Task to carry out:
Transcribe all of the material exactly. Any picture in it should be left out.
--- start of Provided data ---
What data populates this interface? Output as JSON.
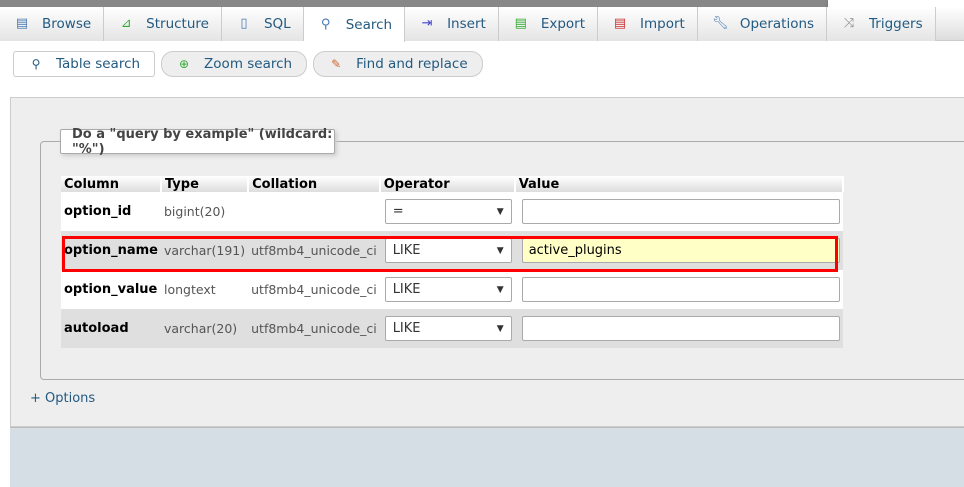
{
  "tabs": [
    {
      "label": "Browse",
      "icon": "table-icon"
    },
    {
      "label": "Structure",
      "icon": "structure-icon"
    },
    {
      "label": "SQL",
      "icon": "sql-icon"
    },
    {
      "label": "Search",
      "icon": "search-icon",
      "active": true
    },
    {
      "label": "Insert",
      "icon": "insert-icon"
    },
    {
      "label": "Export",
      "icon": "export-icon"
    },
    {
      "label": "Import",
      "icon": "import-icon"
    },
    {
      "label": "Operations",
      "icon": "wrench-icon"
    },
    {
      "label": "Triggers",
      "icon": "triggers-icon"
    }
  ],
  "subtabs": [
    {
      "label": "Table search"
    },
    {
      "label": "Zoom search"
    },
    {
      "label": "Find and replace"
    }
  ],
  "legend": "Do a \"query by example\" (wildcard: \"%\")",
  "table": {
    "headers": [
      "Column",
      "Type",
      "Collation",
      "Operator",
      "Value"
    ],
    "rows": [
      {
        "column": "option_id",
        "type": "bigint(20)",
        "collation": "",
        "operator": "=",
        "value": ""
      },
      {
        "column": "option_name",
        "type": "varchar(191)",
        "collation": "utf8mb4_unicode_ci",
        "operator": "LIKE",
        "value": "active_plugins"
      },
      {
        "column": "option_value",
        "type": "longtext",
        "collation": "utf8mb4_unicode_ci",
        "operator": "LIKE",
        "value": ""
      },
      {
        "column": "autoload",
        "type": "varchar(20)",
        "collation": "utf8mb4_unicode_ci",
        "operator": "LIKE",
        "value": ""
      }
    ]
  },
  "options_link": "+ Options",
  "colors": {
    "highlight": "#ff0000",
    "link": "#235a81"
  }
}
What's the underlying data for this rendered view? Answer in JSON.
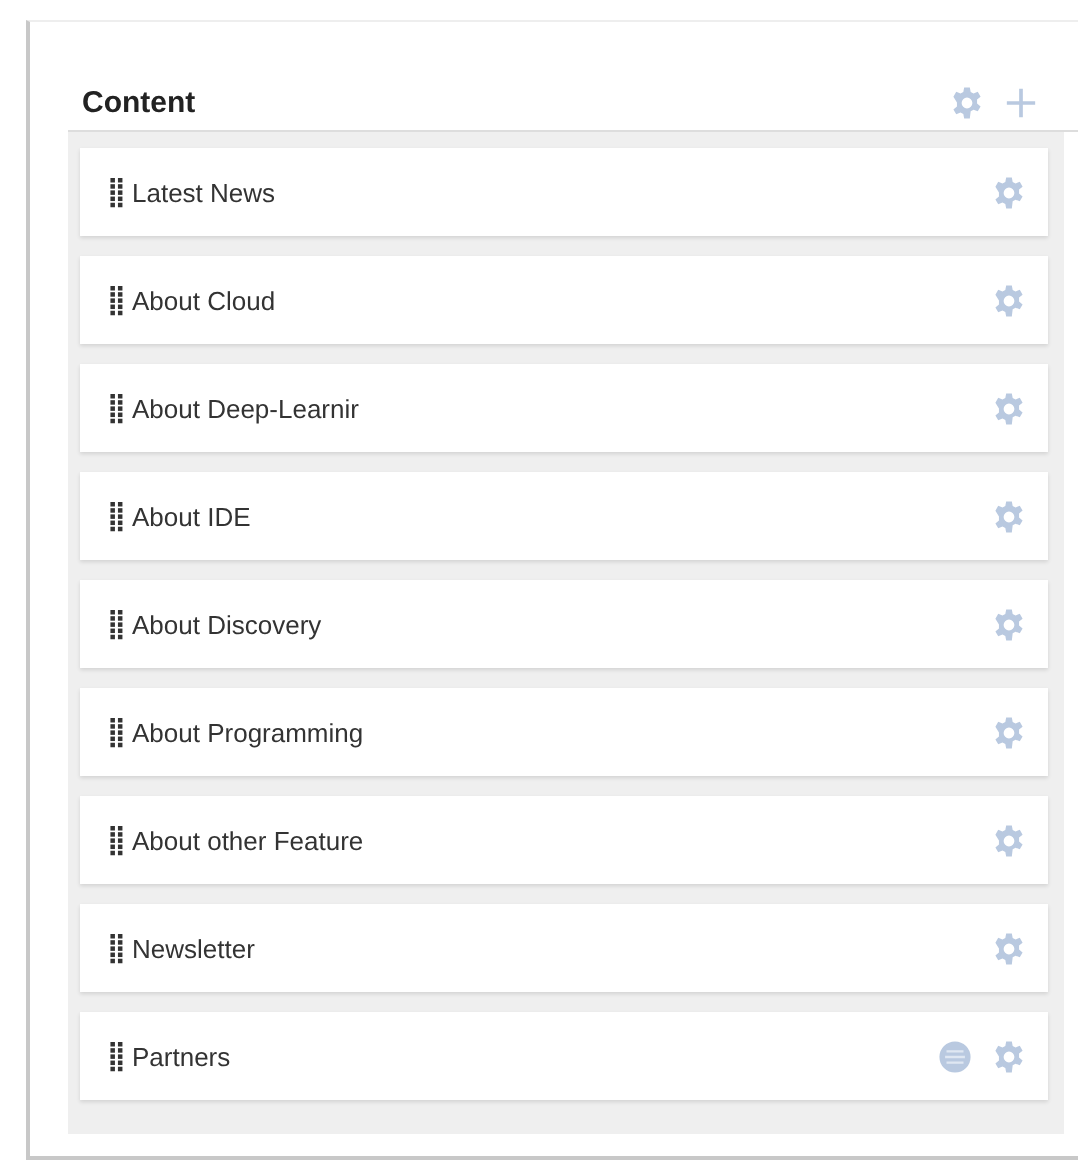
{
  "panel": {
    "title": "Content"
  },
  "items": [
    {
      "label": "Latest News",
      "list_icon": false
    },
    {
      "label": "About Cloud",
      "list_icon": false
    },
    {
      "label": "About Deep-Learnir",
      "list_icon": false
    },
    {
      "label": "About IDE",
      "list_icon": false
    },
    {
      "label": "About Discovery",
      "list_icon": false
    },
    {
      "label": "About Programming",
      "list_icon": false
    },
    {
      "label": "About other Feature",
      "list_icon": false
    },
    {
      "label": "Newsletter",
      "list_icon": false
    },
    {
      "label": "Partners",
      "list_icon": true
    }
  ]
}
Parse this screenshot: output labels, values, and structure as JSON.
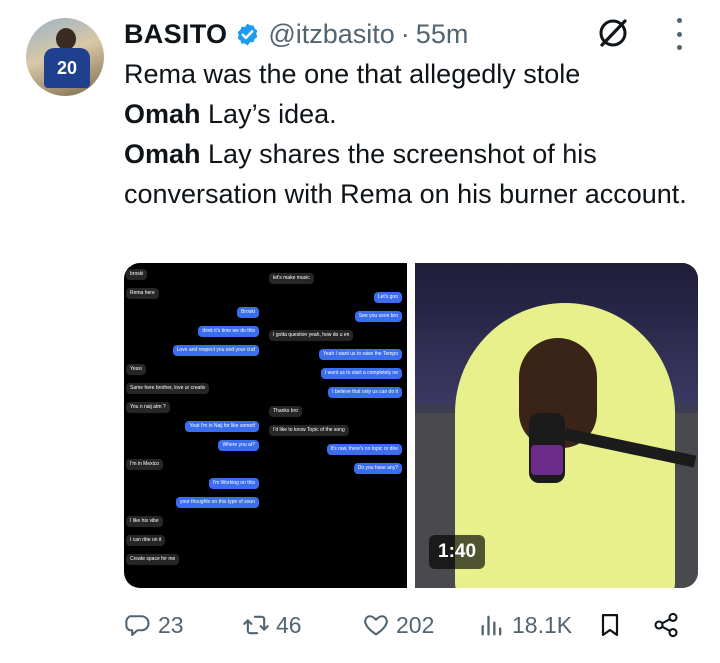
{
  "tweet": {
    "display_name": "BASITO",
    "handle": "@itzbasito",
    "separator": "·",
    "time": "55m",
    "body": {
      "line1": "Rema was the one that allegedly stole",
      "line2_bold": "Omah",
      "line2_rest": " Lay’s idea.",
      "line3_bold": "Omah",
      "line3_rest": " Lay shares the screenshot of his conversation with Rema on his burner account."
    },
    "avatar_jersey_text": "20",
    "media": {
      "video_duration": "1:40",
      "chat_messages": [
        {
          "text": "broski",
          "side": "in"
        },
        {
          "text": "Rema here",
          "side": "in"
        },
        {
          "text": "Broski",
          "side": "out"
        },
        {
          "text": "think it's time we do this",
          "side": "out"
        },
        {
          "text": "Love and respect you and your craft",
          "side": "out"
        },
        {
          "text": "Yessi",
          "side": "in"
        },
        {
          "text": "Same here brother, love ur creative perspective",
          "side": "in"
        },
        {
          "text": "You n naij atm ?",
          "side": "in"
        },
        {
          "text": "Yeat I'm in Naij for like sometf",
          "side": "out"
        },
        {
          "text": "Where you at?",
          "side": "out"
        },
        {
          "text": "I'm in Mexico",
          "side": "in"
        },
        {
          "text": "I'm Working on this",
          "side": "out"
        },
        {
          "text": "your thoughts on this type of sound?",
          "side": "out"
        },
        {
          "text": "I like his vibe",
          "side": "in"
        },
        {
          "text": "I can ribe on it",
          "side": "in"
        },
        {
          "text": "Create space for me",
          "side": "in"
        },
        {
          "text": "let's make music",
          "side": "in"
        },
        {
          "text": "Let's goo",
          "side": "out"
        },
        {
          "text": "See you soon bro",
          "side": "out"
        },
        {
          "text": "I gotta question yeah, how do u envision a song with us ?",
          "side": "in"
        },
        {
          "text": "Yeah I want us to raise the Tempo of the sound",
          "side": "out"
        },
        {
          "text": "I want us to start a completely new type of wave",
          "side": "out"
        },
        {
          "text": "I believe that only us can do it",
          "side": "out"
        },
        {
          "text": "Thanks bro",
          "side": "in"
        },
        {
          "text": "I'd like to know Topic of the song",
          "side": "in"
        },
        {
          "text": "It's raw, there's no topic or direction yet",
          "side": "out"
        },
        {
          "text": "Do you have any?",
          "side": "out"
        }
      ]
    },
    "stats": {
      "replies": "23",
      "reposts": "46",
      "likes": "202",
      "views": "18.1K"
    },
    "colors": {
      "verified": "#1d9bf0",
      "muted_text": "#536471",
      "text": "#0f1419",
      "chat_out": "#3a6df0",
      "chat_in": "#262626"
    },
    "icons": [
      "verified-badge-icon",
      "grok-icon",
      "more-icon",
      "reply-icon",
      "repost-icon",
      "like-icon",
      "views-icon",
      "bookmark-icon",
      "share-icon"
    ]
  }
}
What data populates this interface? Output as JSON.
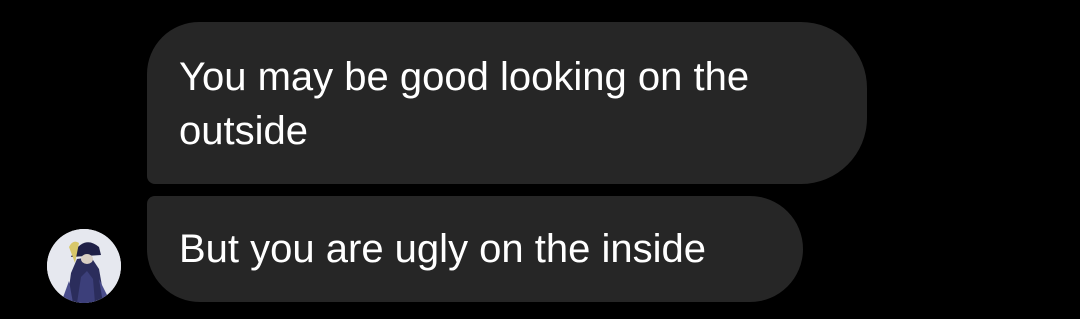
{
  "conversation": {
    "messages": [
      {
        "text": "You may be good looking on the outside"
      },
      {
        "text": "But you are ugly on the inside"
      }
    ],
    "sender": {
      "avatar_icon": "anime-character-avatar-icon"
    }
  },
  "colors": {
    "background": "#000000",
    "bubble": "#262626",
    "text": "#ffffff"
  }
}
--- end of Provided data ---
Reply to the task:
What data populates this interface? Output as JSON.
{
  "tabs": [
    {
      "label": "Browse",
      "icon": "table-icon"
    },
    {
      "label": "Structure",
      "icon": "structure-icon"
    },
    {
      "label": "SQL",
      "icon": "sql-icon"
    },
    {
      "label": "Search",
      "icon": "search-icon",
      "active": true
    },
    {
      "label": "Insert",
      "icon": "insert-icon"
    },
    {
      "label": "Export",
      "icon": "export-icon"
    },
    {
      "label": "Import",
      "icon": "import-icon"
    },
    {
      "label": "Operations",
      "icon": "wrench-icon"
    },
    {
      "label": "Triggers",
      "icon": "triggers-icon"
    }
  ],
  "subtabs": [
    {
      "label": "Table search"
    },
    {
      "label": "Zoom search"
    },
    {
      "label": "Find and replace"
    }
  ],
  "legend": "Do a \"query by example\" (wildcard: \"%\")",
  "table": {
    "headers": [
      "Column",
      "Type",
      "Collation",
      "Operator",
      "Value"
    ],
    "rows": [
      {
        "column": "option_id",
        "type": "bigint(20)",
        "collation": "",
        "operator": "=",
        "value": ""
      },
      {
        "column": "option_name",
        "type": "varchar(191)",
        "collation": "utf8mb4_unicode_ci",
        "operator": "LIKE",
        "value": "active_plugins"
      },
      {
        "column": "option_value",
        "type": "longtext",
        "collation": "utf8mb4_unicode_ci",
        "operator": "LIKE",
        "value": ""
      },
      {
        "column": "autoload",
        "type": "varchar(20)",
        "collation": "utf8mb4_unicode_ci",
        "operator": "LIKE",
        "value": ""
      }
    ]
  },
  "options_link": "+ Options",
  "colors": {
    "highlight": "#ff0000",
    "link": "#235a81"
  }
}
What's the underlying data for this rendered view? Answer in JSON.
{
  "panel": {
    "title": "Content"
  },
  "items": [
    {
      "label": "Latest News",
      "list_icon": false
    },
    {
      "label": "About Cloud",
      "list_icon": false
    },
    {
      "label": "About Deep-Learnir",
      "list_icon": false
    },
    {
      "label": "About IDE",
      "list_icon": false
    },
    {
      "label": "About Discovery",
      "list_icon": false
    },
    {
      "label": "About Programming",
      "list_icon": false
    },
    {
      "label": "About other Feature",
      "list_icon": false
    },
    {
      "label": "Newsletter",
      "list_icon": false
    },
    {
      "label": "Partners",
      "list_icon": true
    }
  ]
}
Parse this screenshot: output labels, values, and structure as JSON.
{
  "tweet": {
    "display_name": "BASITO",
    "handle": "@itzbasito",
    "separator": "·",
    "time": "55m",
    "body": {
      "line1": "Rema was the one that allegedly stole",
      "line2_bold": "Omah",
      "line2_rest": " Lay’s idea.",
      "line3_bold": "Omah",
      "line3_rest": " Lay shares the screenshot of his conversation with Rema on his burner account."
    },
    "avatar_jersey_text": "20",
    "media": {
      "video_duration": "1:40",
      "chat_messages": [
        {
          "text": "broski",
          "side": "in"
        },
        {
          "text": "Rema here",
          "side": "in"
        },
        {
          "text": "Broski",
          "side": "out"
        },
        {
          "text": "think it's time we do this",
          "side": "out"
        },
        {
          "text": "Love and respect you and your craft",
          "side": "out"
        },
        {
          "text": "Yessi",
          "side": "in"
        },
        {
          "text": "Same here brother, love ur creative perspective",
          "side": "in"
        },
        {
          "text": "You n naij atm ?",
          "side": "in"
        },
        {
          "text": "Yeat I'm in Naij for like sometf",
          "side": "out"
        },
        {
          "text": "Where you at?",
          "side": "out"
        },
        {
          "text": "I'm in Mexico",
          "side": "in"
        },
        {
          "text": "I'm Working on this",
          "side": "out"
        },
        {
          "text": "your thoughts on this type of sound?",
          "side": "out"
        },
        {
          "text": "I like his vibe",
          "side": "in"
        },
        {
          "text": "I can ribe on it",
          "side": "in"
        },
        {
          "text": "Create space for me",
          "side": "in"
        },
        {
          "text": "let's make music",
          "side": "in"
        },
        {
          "text": "Let's goo",
          "side": "out"
        },
        {
          "text": "See you soon bro",
          "side": "out"
        },
        {
          "text": "I gotta question yeah, how do u envision a song with us ?",
          "side": "in"
        },
        {
          "text": "Yeah I want us to raise the Tempo of the sound",
          "side": "out"
        },
        {
          "text": "I want us to start a completely new type of wave",
          "side": "out"
        },
        {
          "text": "I believe that only us can do it",
          "side": "out"
        },
        {
          "text": "Thanks bro",
          "side": "in"
        },
        {
          "text": "I'd like to know Topic of the song",
          "side": "in"
        },
        {
          "text": "It's raw, there's no topic or direction yet",
          "side": "out"
        },
        {
          "text": "Do you have any?",
          "side": "out"
        }
      ]
    },
    "stats": {
      "replies": "23",
      "reposts": "46",
      "likes": "202",
      "views": "18.1K"
    },
    "colors": {
      "verified": "#1d9bf0",
      "muted_text": "#536471",
      "text": "#0f1419",
      "chat_out": "#3a6df0",
      "chat_in": "#262626"
    },
    "icons": [
      "verified-badge-icon",
      "grok-icon",
      "more-icon",
      "reply-icon",
      "repost-icon",
      "like-icon",
      "views-icon",
      "bookmark-icon",
      "share-icon"
    ]
  }
}
What data populates this interface? Output as JSON.
{
  "conversation": {
    "messages": [
      {
        "text": "You may be good looking on the outside"
      },
      {
        "text": "But you are ugly on the inside"
      }
    ],
    "sender": {
      "avatar_icon": "anime-character-avatar-icon"
    }
  },
  "colors": {
    "background": "#000000",
    "bubble": "#262626",
    "text": "#ffffff"
  }
}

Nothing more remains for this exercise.